Task to complete:
What number of lines hold the word "filled"? State that number and nothing besides.

Information given:
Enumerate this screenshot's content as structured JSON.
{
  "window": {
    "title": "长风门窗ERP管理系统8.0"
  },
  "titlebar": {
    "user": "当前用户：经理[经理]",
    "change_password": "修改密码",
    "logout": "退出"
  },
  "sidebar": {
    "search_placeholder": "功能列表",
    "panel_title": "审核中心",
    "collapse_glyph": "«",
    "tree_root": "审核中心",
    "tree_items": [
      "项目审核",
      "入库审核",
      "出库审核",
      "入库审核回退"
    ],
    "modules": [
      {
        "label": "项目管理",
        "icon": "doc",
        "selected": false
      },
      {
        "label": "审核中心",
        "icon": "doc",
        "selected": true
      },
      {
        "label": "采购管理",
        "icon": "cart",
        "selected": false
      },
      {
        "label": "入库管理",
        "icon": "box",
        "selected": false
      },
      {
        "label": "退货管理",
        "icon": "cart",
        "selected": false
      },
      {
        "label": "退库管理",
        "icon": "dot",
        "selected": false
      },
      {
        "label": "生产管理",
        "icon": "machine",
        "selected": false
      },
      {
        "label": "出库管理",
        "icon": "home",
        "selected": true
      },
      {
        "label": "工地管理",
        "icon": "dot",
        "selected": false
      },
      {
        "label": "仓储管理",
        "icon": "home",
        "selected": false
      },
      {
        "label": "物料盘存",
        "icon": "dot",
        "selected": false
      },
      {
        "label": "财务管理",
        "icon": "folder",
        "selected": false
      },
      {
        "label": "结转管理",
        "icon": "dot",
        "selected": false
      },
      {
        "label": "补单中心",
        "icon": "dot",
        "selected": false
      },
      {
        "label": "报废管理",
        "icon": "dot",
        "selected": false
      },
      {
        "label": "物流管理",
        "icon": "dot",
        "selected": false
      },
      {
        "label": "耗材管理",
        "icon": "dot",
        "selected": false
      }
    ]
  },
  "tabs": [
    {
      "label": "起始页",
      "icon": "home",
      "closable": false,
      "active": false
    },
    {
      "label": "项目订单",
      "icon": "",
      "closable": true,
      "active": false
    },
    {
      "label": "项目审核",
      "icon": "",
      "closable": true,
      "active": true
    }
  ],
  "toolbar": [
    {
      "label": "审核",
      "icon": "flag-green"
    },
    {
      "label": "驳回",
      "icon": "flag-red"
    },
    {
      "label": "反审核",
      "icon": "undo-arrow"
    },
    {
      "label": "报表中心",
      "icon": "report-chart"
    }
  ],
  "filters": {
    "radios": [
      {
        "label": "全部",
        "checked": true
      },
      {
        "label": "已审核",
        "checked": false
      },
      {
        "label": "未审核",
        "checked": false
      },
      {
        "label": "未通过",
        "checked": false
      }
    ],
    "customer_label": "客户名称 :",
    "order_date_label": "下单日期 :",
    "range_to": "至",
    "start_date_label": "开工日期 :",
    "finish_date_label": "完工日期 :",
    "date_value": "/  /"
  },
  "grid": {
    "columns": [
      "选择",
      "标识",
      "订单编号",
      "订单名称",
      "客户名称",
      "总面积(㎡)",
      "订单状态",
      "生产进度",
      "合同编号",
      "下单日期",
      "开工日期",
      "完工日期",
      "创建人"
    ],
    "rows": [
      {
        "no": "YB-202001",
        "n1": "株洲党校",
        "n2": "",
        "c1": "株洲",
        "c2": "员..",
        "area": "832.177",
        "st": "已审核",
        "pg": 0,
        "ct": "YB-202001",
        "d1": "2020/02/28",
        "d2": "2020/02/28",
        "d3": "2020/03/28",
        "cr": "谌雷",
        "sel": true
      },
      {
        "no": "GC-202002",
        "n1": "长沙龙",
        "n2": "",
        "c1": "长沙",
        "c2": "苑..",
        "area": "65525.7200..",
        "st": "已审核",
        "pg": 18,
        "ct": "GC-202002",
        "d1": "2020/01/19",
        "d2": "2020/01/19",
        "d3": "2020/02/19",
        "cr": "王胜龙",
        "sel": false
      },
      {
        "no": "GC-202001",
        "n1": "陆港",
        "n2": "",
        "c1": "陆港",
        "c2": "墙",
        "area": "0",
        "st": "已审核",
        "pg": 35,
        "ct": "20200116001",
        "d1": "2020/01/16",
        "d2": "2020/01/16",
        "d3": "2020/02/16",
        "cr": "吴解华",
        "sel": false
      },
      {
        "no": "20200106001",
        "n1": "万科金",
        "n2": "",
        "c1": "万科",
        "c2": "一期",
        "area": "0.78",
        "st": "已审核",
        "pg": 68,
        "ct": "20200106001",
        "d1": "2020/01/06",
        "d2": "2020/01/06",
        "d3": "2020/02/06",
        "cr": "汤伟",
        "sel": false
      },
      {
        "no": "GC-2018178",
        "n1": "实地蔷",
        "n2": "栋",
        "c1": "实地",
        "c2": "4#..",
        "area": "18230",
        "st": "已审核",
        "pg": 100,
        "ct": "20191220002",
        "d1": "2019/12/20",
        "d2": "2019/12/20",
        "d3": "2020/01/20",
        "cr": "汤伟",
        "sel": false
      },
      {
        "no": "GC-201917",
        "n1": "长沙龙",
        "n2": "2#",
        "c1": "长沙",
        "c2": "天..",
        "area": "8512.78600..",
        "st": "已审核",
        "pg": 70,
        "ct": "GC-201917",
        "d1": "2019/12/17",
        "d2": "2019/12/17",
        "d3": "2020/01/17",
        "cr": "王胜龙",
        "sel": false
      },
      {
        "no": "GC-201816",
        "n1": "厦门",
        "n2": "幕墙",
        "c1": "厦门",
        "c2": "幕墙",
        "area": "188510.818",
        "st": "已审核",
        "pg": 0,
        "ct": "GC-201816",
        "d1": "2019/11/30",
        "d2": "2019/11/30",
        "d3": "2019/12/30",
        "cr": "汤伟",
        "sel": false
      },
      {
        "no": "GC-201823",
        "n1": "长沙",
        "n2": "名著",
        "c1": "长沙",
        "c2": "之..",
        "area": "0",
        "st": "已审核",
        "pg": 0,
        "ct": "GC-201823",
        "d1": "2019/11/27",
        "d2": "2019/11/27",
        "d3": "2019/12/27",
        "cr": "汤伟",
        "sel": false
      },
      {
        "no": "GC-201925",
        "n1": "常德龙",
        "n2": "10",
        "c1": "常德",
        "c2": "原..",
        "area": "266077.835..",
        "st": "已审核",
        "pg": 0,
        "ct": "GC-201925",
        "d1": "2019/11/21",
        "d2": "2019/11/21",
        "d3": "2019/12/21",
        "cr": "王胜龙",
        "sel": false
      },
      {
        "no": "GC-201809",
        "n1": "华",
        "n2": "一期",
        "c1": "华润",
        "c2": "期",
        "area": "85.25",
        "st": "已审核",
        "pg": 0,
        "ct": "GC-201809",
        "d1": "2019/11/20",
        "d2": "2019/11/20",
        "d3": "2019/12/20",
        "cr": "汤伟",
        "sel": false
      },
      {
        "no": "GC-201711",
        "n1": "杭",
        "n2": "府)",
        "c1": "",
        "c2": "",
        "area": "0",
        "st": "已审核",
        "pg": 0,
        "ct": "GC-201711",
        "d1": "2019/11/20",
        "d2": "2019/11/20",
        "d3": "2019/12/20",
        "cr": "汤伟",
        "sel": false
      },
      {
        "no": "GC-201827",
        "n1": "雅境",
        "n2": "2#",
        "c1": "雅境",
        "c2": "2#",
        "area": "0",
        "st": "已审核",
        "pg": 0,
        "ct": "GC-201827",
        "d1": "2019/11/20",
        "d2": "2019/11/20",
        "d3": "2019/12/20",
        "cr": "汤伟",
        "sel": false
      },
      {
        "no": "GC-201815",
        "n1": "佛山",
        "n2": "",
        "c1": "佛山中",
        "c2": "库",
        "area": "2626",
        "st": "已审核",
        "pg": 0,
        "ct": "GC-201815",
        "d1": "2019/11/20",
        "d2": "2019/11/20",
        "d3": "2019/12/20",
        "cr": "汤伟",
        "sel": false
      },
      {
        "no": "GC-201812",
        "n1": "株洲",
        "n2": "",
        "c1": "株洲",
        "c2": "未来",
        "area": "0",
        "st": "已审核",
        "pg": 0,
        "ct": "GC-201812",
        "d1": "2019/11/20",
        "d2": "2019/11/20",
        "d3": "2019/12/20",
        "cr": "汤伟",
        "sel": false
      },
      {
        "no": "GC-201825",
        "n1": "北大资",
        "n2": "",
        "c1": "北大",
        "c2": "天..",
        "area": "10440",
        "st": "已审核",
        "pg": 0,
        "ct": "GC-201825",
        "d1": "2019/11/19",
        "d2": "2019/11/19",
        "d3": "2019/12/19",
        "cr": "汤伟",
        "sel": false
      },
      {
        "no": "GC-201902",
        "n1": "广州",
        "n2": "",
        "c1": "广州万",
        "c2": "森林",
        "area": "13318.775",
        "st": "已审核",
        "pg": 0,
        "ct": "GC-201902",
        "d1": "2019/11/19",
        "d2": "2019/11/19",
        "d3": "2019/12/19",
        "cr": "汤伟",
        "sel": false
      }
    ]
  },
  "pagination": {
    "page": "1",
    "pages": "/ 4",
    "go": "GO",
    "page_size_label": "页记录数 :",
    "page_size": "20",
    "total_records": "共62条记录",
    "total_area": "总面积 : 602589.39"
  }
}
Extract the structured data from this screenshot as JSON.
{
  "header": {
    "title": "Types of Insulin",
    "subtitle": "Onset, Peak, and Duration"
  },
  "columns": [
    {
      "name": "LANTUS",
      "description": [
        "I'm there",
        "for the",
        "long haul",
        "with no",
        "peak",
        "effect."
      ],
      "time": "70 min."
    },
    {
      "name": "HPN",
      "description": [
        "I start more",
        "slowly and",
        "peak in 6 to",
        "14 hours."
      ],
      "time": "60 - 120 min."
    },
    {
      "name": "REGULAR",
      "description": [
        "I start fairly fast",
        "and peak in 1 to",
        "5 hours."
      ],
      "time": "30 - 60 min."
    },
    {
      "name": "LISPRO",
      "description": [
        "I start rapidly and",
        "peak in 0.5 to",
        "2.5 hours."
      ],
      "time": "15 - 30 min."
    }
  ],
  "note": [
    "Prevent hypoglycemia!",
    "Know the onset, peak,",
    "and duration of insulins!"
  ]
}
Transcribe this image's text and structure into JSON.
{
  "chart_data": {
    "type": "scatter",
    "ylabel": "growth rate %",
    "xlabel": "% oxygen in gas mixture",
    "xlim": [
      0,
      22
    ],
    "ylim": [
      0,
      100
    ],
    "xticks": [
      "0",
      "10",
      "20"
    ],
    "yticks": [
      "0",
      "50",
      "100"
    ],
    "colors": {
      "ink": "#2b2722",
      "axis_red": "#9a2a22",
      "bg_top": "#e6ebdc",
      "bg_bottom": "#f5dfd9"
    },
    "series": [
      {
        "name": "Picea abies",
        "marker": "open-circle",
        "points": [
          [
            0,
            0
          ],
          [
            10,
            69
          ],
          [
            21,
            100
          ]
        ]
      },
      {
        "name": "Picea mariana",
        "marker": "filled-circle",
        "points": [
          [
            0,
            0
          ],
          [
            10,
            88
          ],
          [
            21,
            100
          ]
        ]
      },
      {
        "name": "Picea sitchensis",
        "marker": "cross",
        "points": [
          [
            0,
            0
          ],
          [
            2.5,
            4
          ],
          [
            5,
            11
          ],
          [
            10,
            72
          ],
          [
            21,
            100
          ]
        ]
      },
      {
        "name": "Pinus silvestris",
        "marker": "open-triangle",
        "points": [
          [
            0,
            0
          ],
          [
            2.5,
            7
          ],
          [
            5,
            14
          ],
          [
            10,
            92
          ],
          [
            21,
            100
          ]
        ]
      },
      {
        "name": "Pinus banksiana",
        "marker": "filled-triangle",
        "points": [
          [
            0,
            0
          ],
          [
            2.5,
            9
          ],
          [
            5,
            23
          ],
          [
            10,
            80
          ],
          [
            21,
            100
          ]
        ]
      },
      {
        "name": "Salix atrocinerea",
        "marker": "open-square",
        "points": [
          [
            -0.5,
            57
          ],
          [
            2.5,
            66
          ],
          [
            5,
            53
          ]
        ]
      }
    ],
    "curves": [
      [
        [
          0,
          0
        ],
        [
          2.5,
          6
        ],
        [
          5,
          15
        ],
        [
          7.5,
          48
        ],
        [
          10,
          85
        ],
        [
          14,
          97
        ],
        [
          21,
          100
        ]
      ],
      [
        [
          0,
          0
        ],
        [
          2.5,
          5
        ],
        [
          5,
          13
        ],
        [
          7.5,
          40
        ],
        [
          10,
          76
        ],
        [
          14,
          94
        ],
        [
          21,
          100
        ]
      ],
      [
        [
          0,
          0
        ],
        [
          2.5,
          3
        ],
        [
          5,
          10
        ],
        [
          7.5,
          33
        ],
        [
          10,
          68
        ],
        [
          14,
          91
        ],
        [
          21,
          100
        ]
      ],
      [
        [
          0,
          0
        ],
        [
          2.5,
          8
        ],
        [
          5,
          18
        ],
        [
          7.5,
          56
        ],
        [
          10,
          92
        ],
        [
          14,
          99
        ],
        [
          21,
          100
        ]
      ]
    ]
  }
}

Result:
2